- **Your objective**: Filter the data below for the string "quarter" and copy each matching line.

- **Supplied material**:
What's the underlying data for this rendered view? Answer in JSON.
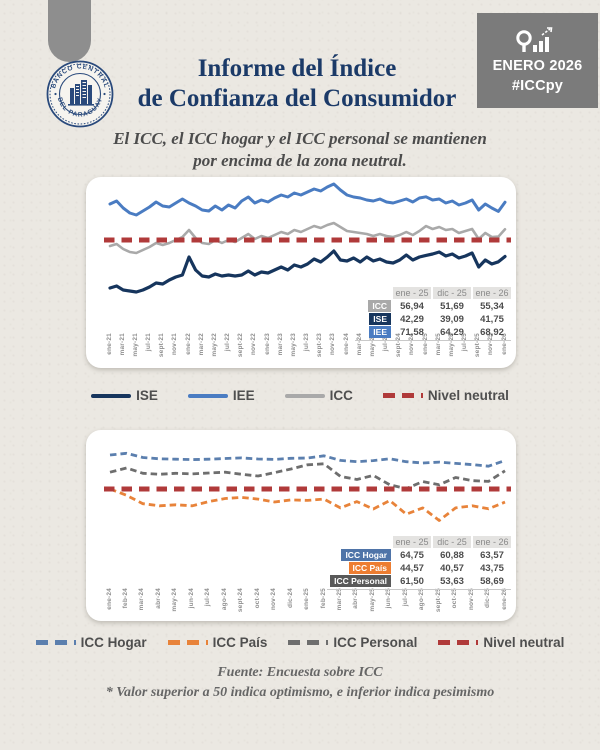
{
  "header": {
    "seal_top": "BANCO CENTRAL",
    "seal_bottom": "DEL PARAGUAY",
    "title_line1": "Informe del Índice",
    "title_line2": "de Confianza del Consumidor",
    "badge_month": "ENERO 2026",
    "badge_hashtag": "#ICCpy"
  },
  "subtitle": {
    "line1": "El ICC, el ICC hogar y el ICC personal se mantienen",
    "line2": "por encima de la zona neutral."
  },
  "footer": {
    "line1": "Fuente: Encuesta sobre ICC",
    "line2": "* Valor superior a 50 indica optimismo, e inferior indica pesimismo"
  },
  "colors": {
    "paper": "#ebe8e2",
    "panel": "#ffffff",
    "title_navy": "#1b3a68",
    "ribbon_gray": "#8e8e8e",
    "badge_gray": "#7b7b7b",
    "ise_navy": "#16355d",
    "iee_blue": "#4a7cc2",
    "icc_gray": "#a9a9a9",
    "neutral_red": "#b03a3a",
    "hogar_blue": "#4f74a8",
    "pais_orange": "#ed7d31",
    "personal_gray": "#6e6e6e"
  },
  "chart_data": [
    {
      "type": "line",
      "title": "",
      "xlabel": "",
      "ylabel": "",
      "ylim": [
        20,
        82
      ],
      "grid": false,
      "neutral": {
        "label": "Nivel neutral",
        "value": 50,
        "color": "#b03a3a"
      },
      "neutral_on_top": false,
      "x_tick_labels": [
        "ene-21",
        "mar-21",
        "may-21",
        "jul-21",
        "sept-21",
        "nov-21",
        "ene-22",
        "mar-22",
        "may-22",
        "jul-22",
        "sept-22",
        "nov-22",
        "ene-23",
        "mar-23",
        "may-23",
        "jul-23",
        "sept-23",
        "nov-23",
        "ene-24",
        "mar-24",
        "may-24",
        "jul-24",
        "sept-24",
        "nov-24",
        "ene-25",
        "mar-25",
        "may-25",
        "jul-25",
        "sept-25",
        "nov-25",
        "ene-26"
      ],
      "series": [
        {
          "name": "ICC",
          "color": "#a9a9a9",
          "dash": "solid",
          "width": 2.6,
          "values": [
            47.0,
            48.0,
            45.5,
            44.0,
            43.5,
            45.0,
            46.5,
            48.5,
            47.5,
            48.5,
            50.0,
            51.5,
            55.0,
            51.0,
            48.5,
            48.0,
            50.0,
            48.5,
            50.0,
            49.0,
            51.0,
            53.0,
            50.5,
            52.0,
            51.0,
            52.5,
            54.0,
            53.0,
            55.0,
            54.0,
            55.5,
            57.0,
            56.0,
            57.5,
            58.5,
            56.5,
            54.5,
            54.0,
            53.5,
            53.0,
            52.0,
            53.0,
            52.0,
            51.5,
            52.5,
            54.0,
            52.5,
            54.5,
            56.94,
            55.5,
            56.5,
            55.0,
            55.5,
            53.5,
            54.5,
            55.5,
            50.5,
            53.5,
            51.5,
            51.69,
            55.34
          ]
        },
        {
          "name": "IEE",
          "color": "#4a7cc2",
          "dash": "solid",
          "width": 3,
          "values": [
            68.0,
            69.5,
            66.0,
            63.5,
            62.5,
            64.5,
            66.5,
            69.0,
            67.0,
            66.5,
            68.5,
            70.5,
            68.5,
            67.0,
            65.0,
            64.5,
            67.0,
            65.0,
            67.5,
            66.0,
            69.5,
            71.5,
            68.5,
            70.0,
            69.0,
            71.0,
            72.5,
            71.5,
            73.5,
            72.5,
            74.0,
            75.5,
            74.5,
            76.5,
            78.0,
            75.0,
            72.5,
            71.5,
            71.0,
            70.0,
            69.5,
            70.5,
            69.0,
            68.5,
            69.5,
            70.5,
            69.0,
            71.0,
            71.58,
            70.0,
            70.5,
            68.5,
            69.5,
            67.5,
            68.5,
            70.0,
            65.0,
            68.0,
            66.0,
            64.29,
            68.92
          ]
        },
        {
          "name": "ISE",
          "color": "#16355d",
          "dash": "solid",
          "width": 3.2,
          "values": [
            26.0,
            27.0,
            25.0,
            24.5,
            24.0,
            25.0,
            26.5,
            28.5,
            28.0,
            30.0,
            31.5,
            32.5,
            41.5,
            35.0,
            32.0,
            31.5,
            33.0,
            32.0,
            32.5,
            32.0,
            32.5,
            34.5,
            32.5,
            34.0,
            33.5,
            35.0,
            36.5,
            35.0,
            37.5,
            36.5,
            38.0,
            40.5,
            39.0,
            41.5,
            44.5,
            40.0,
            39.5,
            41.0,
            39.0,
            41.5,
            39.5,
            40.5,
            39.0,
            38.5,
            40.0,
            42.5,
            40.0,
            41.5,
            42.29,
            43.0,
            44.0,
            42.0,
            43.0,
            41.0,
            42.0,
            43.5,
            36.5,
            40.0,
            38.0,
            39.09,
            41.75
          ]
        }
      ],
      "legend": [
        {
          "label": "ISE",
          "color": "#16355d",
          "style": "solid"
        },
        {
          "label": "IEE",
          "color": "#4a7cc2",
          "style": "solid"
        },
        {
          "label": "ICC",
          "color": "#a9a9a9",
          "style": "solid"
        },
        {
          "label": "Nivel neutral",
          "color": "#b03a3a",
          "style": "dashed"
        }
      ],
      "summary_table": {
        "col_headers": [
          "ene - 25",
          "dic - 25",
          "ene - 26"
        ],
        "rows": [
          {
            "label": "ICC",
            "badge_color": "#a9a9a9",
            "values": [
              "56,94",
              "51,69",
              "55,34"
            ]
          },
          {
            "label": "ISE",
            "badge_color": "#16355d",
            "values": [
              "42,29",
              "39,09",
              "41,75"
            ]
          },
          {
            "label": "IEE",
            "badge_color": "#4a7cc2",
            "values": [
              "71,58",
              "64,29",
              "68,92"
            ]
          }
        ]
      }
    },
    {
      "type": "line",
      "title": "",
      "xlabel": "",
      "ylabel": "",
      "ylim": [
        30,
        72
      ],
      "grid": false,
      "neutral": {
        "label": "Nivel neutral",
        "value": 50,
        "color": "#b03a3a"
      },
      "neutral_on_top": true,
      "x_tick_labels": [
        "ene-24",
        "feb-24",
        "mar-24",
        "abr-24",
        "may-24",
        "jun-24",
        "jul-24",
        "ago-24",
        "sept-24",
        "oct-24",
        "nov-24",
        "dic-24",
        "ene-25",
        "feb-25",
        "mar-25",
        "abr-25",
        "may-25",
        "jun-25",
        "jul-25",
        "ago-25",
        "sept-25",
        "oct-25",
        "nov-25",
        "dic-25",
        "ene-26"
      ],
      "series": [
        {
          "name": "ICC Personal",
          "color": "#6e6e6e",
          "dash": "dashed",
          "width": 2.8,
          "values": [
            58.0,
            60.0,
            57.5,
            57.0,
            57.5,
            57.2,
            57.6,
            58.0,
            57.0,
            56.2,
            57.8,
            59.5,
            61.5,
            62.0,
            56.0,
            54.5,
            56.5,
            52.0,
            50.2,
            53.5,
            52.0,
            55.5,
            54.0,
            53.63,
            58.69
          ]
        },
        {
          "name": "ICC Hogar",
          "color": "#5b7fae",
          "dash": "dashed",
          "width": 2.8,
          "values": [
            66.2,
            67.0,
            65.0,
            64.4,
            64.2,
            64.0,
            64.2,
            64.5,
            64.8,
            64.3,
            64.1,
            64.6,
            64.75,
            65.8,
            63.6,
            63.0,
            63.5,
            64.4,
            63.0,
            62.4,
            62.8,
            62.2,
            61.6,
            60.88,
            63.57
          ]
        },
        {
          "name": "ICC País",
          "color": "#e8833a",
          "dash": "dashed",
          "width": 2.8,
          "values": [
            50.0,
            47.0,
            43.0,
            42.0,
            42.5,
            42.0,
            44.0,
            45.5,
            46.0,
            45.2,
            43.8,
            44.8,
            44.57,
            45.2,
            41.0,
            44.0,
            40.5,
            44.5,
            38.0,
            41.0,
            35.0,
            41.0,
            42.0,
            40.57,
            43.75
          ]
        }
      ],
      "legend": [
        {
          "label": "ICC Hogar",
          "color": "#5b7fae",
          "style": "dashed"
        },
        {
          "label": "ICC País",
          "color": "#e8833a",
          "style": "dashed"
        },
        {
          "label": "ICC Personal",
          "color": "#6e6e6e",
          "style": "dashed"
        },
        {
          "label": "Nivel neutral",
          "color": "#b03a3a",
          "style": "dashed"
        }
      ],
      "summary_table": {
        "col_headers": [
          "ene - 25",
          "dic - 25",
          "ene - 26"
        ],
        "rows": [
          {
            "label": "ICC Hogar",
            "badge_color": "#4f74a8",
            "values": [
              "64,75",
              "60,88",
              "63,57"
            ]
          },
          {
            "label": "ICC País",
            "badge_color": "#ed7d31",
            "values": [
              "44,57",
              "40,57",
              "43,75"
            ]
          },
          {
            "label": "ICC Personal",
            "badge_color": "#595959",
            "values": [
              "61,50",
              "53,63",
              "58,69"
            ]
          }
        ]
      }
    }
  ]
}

---

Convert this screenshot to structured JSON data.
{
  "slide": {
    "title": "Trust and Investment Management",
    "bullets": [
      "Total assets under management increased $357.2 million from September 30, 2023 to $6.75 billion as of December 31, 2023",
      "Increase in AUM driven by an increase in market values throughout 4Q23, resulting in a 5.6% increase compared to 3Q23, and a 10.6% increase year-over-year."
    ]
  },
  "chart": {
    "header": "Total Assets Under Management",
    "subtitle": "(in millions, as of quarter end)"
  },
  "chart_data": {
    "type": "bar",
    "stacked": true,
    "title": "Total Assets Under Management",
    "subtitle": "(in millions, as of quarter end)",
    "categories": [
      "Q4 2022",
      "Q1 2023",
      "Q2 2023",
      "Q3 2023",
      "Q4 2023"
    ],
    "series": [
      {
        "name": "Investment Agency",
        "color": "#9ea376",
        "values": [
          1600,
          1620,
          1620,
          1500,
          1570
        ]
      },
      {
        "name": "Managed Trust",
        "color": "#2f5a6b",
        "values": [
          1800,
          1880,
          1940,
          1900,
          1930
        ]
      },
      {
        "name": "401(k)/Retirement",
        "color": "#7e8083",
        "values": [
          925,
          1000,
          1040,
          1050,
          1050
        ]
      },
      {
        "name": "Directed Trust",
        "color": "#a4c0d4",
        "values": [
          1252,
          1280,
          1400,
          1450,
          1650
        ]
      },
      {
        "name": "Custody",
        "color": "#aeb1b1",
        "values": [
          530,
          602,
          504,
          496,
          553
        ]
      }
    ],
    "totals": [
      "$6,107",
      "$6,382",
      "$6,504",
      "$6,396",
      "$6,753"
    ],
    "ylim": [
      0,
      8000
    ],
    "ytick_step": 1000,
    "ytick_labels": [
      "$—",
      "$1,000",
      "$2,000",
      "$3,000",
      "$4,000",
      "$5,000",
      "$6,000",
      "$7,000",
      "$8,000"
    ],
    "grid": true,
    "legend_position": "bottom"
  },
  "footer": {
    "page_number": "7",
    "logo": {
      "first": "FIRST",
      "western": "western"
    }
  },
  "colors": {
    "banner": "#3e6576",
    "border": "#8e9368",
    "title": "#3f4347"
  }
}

- **Correct output**:
    "subtitle": "(in millions, as of quarter end)"
    "subtitle": "(in millions, as of quarter end)",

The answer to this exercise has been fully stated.